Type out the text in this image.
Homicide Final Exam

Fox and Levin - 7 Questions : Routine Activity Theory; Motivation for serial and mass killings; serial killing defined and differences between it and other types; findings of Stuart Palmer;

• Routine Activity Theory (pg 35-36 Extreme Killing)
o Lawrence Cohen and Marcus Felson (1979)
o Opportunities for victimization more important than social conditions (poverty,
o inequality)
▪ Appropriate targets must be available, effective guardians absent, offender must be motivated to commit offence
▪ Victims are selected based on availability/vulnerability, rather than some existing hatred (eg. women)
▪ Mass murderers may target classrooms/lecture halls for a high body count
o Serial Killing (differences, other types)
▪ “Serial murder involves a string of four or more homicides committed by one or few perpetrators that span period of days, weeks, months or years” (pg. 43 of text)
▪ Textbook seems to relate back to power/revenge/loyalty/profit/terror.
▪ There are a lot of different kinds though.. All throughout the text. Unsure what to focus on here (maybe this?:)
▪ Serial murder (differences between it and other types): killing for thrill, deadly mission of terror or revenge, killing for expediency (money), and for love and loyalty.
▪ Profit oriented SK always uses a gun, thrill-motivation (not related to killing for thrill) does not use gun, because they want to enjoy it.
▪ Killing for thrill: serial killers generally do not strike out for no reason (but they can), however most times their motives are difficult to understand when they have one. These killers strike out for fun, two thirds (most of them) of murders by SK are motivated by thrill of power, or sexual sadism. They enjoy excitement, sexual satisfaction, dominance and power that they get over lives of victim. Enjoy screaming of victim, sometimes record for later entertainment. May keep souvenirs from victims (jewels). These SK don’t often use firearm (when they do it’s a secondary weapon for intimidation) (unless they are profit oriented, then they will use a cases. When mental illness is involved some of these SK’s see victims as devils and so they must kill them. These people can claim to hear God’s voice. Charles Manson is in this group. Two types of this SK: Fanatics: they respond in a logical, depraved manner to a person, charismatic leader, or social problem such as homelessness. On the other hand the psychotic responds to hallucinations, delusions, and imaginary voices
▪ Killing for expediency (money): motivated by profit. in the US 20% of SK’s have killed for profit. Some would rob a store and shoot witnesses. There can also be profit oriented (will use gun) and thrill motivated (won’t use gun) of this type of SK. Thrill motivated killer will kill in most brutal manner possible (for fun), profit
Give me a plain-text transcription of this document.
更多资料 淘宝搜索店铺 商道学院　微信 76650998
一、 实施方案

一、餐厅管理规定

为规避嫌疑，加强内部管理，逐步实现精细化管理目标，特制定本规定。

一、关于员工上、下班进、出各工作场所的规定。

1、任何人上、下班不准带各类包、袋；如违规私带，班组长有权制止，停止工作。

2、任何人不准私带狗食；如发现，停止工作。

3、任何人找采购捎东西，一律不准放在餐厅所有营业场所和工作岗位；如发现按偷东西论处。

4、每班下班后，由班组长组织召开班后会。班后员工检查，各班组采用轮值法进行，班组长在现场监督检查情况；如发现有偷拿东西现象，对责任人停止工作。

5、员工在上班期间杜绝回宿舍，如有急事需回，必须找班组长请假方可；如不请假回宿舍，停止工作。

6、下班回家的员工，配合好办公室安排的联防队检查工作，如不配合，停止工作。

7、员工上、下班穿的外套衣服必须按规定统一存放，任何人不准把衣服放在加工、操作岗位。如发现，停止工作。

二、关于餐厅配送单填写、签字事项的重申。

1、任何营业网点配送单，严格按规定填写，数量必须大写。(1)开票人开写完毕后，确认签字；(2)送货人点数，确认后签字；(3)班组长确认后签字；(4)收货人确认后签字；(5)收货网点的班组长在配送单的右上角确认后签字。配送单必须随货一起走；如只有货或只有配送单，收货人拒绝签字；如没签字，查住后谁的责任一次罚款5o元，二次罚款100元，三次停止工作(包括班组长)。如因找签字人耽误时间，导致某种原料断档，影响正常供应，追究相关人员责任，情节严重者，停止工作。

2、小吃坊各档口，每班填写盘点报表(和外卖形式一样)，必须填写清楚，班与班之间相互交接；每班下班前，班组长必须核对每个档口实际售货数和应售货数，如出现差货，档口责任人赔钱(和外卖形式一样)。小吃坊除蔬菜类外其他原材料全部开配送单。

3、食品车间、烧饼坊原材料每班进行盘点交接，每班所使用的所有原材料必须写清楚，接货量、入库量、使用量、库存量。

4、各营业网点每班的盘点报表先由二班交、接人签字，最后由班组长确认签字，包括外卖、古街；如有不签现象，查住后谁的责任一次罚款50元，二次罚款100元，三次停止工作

------------

• **TASK DETAILS**
Where a line contains the string "between", extract that line.

• **ANSWER TO THE TASK**
Fox and Levin - 7 Questions : Routine Activity Theory; Motivation for serial and mass killings; serial killing defined and differences between it and other types; findings of Stuart Palmer;
▪ Serial murder (differences between it and other types): killing for thrill, deadly mission of terror or revenge, killing for expediency (money), and for love and loyalty.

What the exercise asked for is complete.